**WORK TO DO**
Where the word "watermark" occurs in a line, return that line.

**DATASET**
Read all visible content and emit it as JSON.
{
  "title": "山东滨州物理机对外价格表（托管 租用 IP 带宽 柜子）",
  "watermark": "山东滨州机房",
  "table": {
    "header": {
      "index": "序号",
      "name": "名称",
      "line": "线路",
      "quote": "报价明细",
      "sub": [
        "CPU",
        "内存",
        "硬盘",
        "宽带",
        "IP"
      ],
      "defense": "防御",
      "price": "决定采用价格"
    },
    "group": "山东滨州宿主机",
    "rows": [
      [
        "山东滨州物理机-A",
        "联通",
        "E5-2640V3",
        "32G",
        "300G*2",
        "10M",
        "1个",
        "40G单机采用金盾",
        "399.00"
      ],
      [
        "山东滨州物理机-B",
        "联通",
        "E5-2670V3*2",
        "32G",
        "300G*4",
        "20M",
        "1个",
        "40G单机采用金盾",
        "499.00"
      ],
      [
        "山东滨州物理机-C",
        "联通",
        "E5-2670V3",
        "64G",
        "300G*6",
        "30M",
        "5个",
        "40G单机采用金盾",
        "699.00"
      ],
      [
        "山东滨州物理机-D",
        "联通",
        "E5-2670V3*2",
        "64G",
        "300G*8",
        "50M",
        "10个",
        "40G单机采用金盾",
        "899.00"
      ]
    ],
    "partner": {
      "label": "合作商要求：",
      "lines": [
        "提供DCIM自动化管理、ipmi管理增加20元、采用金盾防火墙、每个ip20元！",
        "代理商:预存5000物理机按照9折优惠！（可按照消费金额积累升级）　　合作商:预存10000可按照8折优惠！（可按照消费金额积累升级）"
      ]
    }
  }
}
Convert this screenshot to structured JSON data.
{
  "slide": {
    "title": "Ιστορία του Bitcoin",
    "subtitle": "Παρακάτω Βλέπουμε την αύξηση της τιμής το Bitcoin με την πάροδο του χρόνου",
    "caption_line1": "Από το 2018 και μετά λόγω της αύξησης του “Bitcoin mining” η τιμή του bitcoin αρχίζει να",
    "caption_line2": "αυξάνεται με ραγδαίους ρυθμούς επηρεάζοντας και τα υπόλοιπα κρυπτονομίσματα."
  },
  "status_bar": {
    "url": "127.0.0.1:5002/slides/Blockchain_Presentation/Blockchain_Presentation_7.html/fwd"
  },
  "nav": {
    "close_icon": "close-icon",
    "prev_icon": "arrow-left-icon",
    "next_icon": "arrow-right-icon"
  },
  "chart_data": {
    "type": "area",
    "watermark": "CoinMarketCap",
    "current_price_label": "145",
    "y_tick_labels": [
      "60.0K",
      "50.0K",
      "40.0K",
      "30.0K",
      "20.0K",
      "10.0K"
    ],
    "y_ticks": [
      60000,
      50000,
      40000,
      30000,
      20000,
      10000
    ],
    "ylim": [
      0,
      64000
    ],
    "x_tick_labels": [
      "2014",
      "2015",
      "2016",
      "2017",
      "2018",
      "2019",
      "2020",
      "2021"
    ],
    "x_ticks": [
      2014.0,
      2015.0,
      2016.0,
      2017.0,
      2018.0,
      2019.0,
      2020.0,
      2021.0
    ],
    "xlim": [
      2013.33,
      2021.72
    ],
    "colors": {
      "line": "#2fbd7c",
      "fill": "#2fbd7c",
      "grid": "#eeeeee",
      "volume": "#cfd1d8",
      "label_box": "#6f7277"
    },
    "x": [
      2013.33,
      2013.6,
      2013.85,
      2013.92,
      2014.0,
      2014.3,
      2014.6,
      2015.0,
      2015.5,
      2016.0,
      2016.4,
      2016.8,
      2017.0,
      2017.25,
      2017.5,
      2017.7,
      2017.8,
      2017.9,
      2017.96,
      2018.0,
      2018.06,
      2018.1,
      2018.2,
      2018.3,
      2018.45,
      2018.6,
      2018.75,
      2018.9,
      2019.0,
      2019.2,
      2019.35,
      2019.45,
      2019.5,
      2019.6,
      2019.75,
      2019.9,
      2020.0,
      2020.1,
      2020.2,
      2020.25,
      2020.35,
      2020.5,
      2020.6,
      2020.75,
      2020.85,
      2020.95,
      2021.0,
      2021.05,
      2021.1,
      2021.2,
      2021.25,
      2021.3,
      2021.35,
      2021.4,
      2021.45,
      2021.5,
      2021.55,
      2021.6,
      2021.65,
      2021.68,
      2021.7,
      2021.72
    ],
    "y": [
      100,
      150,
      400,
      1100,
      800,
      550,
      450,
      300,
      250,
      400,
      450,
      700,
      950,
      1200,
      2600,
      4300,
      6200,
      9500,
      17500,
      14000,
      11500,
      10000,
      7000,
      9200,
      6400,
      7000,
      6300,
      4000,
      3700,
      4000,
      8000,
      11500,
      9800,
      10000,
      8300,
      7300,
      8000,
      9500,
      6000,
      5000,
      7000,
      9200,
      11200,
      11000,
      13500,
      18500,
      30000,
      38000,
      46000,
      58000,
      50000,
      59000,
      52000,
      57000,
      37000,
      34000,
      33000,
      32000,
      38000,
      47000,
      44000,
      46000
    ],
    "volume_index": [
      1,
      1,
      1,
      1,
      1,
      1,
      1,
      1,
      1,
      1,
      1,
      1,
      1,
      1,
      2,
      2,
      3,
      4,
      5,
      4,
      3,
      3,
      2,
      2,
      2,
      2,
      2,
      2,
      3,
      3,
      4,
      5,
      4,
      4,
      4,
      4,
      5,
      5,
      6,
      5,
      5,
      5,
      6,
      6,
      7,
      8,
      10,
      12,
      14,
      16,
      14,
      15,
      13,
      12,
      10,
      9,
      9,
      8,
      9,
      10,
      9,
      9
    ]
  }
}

**RESPONSE**
  "watermark": "山东滨州机房",
    "watermark": "CoinMarketCap",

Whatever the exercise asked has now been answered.